▶ **Trecho do documento**:
↓
Matinho da Vila: Calango Longo
Quem já dançou o calango ao som gostoso de uma safona de oito baixos?
Com certeza os mais antigos vão se lembrar e contar histórias dessa música que já embalou muitos casais no arrasta pé dos bailados, em especial no interior fluminense e outras regiões do sudeste brasileiro.
É que o calango é um ritmo musical que foi muito tocado no século passado, e que faz parte do patrimônio cultural imaterial da região sudeste do Brasil.
Esse material permite termos uma ideia daquela que é, segundo o IPHAN, a "matéria prima de uma de nossas mais ricas e negligenciadas tradições artísticas: o calango, verso e canto de desafio do sudeste brasileiro".
Não me fale do calango
Que calango é meu xará
O calango veio de Mina
Veio de Mina Gerá.
Se o calango veio de pulo
Eu vim de sarto mortá.
Qual a origem do calango? Alguns dizem que remonta à África, outros que teria origem em Minas Gerais. Em Bom Jesus do Itabapoana, a autora encontrou um explicação mítica para o calango:
Conta-se que surgiu com três homens que saíram para cantar. Chegando numa encruzilhada chamaram o tocador que era o diabo, tinha só um braço mas tocava sanfona com perfeição. Esse tocador chama-se Lodilino e era tio do calango. Juntaram-se então os cantadores e o sanfoneiro e cantaram uma lera. Então o diabo falou: - ''Mas essa lera tem que ter um nome. O nome dera será calango".
↑
▶ **Dados de entrada**:
↓
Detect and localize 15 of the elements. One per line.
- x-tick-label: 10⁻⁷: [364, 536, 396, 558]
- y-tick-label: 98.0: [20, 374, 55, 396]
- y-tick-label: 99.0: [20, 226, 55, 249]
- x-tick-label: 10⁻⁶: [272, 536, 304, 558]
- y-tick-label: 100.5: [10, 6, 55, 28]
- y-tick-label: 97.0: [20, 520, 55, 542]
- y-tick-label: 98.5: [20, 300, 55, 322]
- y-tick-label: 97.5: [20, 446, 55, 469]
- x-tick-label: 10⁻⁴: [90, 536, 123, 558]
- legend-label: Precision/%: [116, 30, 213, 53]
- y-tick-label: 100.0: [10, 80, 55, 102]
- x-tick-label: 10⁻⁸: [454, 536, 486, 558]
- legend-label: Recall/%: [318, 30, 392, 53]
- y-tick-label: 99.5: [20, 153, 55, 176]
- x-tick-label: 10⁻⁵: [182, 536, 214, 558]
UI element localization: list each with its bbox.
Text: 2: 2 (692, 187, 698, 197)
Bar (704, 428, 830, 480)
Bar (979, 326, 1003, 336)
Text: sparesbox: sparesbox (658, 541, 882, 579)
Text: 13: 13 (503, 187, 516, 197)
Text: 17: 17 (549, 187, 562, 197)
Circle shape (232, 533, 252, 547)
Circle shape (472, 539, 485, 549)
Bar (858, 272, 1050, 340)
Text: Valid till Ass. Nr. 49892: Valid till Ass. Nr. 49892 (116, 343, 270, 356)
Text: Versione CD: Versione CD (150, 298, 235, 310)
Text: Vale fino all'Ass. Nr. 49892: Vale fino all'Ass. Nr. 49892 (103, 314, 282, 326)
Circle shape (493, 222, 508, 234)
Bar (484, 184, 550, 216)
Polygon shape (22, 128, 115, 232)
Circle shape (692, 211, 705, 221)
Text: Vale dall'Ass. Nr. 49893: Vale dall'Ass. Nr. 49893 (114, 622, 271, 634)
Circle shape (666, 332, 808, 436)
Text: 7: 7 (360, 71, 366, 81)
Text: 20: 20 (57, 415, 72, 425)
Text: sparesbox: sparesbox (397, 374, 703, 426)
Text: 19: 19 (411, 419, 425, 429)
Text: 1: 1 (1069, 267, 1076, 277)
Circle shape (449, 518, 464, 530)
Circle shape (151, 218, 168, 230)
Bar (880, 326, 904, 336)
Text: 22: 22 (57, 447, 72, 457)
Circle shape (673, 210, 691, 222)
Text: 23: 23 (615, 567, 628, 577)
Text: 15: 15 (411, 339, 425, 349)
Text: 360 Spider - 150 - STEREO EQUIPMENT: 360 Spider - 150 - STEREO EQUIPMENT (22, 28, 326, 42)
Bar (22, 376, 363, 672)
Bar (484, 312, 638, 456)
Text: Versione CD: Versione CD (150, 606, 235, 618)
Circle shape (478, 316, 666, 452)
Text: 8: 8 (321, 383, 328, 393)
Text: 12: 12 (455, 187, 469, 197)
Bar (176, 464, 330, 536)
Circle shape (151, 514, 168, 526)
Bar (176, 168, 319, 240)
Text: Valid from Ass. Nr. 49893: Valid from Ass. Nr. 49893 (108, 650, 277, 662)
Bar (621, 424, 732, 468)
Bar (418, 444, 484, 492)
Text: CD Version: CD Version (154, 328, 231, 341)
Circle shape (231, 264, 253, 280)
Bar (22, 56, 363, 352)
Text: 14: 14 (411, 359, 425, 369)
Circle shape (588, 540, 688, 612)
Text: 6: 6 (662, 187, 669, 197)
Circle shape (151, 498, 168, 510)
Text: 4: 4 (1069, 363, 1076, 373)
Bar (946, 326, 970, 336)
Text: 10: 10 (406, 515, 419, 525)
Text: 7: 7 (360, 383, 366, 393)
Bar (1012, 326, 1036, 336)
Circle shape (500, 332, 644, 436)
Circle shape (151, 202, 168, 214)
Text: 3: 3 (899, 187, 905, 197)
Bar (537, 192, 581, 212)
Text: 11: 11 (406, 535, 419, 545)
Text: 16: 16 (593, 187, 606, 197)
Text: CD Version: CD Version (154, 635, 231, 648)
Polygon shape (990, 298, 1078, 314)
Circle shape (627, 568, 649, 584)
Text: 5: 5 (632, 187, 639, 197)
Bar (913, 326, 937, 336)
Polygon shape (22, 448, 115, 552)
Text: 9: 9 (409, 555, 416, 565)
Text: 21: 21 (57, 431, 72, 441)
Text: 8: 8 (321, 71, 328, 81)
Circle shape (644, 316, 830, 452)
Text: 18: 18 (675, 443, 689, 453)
↑
▶ **O que fazer**:
A: Transcreva do texto sobre o calango o trecho que começa em "É que o calango" e termina depois de "de Mina Gerá.".
B: Responda com base no texto sobre o calango:
(i) Que instrumento é citado na pergunta de abertura como acompanhamento do calango?
(ii) Em que cidade a autora encontrou uma explicação mítica para o calango?
(iii) Na explicação mítica, qual era o nome do tocador e que parentesco ele tinha com o calango?
C: Dê continuidade ao texto sobre o calango a partir do ponto em que ele termina.
Os registros não têm relação com o texto sobre o calango.

▶ **Respostas**:
A:
É que o calango é um ritmo musical que foi muito tocado no século passado, e que faz parte do patrimônio cultural imaterial da região sudeste do Brasil.
Esse material permite termos uma ideia daquela que é, segundo o IPHAN, a "matéria prima de uma de nossas mais ricas e negligenciadas tradições artísticas: o calango, verso e canto de desafio do sudeste brasileiro".
Não me fale do calango
Que calango é meu xará
O calango veio de Mina
Veio de Mina Gerá.

B:
(i) Uma safona de oito baixos.
(ii) Em Bom Jesus do Itabapoana.
(iii) Chamava-se Lodilino e era tio do calango.

C:
Outro calango, cantado em Bom Jesus, esse na linha do A**:
Caboclo vamo cantá
Naquela linha do A
Desce macaco do galho
Qu'eu quero te machucá
Trem de ferro anda na linha
Avião anda no ar.
A forma poética tem raízes bem populares, com versos geralmente de 5 e 7 sílabas (redondilhas):
Alegria do carreiro
É ver o carro cantá
Uma junta de boi branco
Outra de boi araçá
Após pesquisar o calango nas cidades fluminenses de Duas Barras e Vassouras, no Vale do Paraíba, Daniel Costa Fernandes (2012) conclui que
Calango é desafio; é música de baile; é o próprio baile; é arte de versejar e de cantar estórias rimadas; é, principalmente, um complexo meio de expressão de certas visões de mundo. Situado entre um atuante passado, um presente onde procura se reafirmar em novos contextos, e um futuro incógnito, o calango segue - discretamente, saltando entre as pedras, assim como o lagarto que o nomeia - sua trajetória de dar voz, dança e ânimo à vida de indivíduos e comunidades.
Calangos e Calangueiros: uma viagem caipira pelo Vale do Paraíba (Etnodoc - IPHAN)
____*Nascido em 16 de abril de 1925, em cidade fluminense desconhecida, morou em Serrinha e Poço d'Antas, passando a morar em Bom Jesus do Itabapoana a partir de 1977. Viúvo e com nove filhos, era aposentado e recebia menos de um salário mínimo pelo Funrural, na época da entrevista, complementando sua renda com a venda de peixes pescados no rio Itabapoana.
**Em cantoria do calango a rima recebe o nome de "linha", que pode ser uma letra ou uma palavra com a sílaba final determinante para a sonoridade da rima. Por exemplo, na "linha do A", as rimas serão feitas com palavras oxítonas terminadas em A.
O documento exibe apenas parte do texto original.